──────── Data ────────

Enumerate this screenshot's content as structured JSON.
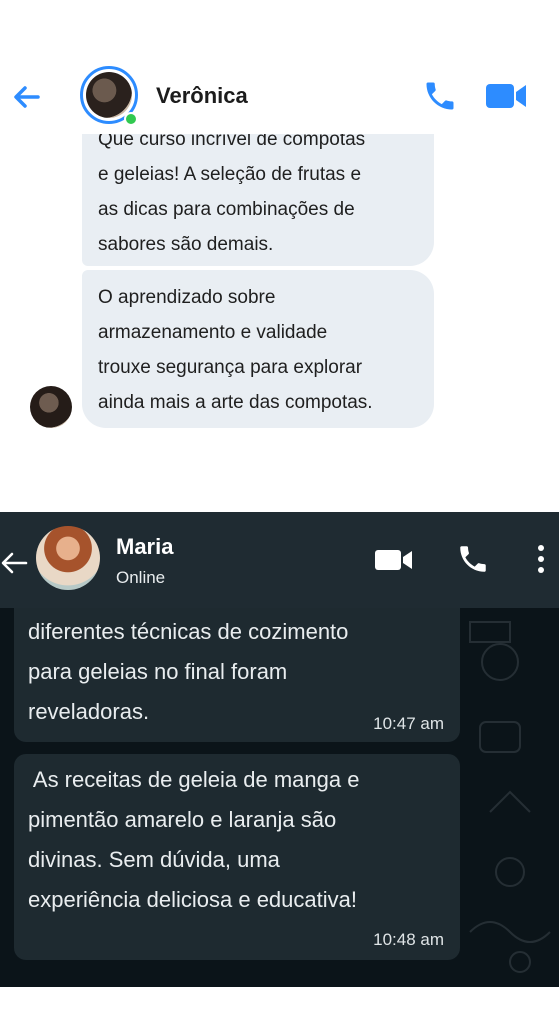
{
  "messenger": {
    "contact_name": "Verônica",
    "icons": {
      "back": "back-arrow-icon",
      "call": "phone-icon",
      "video": "video-camera-icon"
    },
    "accent": "#2d8cff",
    "online_color": "#31c950",
    "messages": [
      {
        "lines": [
          "Que curso incrível de compotas",
          "e geleias! A seleção de frutas e",
          "as dicas para combinações de",
          "sabores são demais."
        ]
      },
      {
        "lines": [
          "O aprendizado sobre",
          "armazenamento e validade",
          "trouxe segurança para explorar",
          "ainda mais a arte das compotas."
        ]
      }
    ]
  },
  "whatsapp": {
    "contact_name": "Maria",
    "status": "Online",
    "icons": {
      "back": "back-arrow-icon",
      "video": "video-camera-icon",
      "call": "phone-icon",
      "menu": "more-vertical-icon"
    },
    "header_color": "#1f2b32",
    "bubble_color": "#1e2a30",
    "messages": [
      {
        "lines": [
          "diferentes técnicas de cozimento",
          "para geleias no final foram",
          "reveladoras."
        ],
        "time": "10:47 am"
      },
      {
        "lines": [
          " As receitas de geleia de manga e",
          "pimentão amarelo e laranja são",
          "divinas. Sem dúvida, uma",
          "experiência deliciosa e educativa!"
        ],
        "time": "10:48 am"
      }
    ]
  }
}
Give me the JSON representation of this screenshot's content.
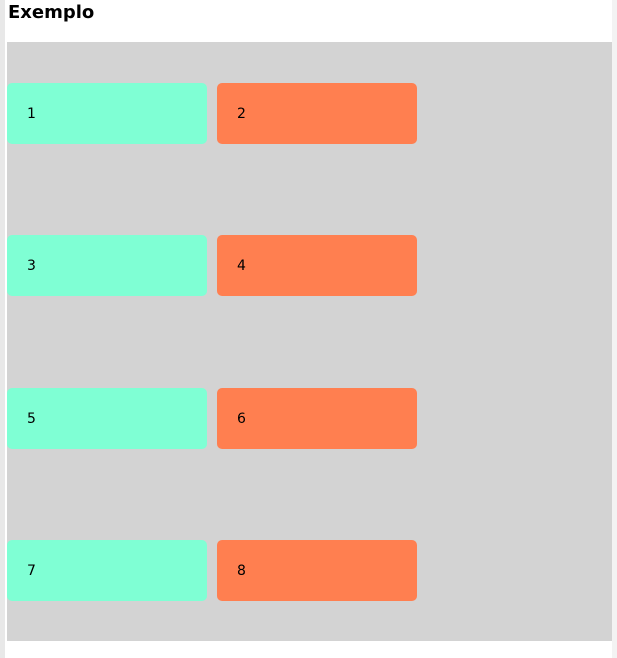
{
  "page": {
    "title": "Exemplo"
  },
  "colors": {
    "container": "#d3d3d3",
    "aquamarine": "#7fffd4",
    "coral": "#ff7f50"
  },
  "boxes": [
    {
      "label": "1",
      "color": "#7fffd4"
    },
    {
      "label": "2",
      "color": "#ff7f50"
    },
    {
      "label": "3",
      "color": "#7fffd4"
    },
    {
      "label": "4",
      "color": "#ff7f50"
    },
    {
      "label": "5",
      "color": "#7fffd4"
    },
    {
      "label": "6",
      "color": "#ff7f50"
    },
    {
      "label": "7",
      "color": "#7fffd4"
    },
    {
      "label": "8",
      "color": "#ff7f50"
    }
  ]
}
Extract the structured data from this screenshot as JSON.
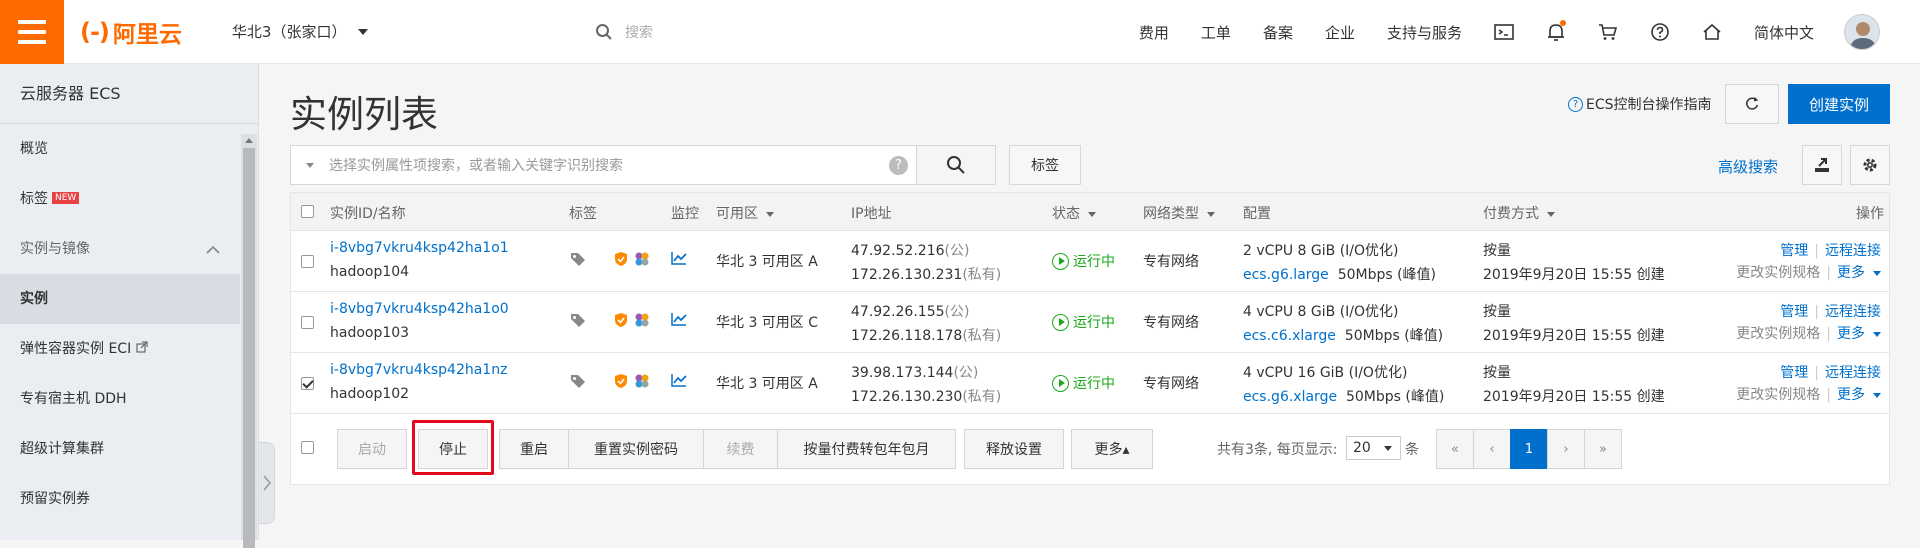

────────

Task directions
Looking at the records above, tally the lines holding "content" and reply with that number only.

The response
2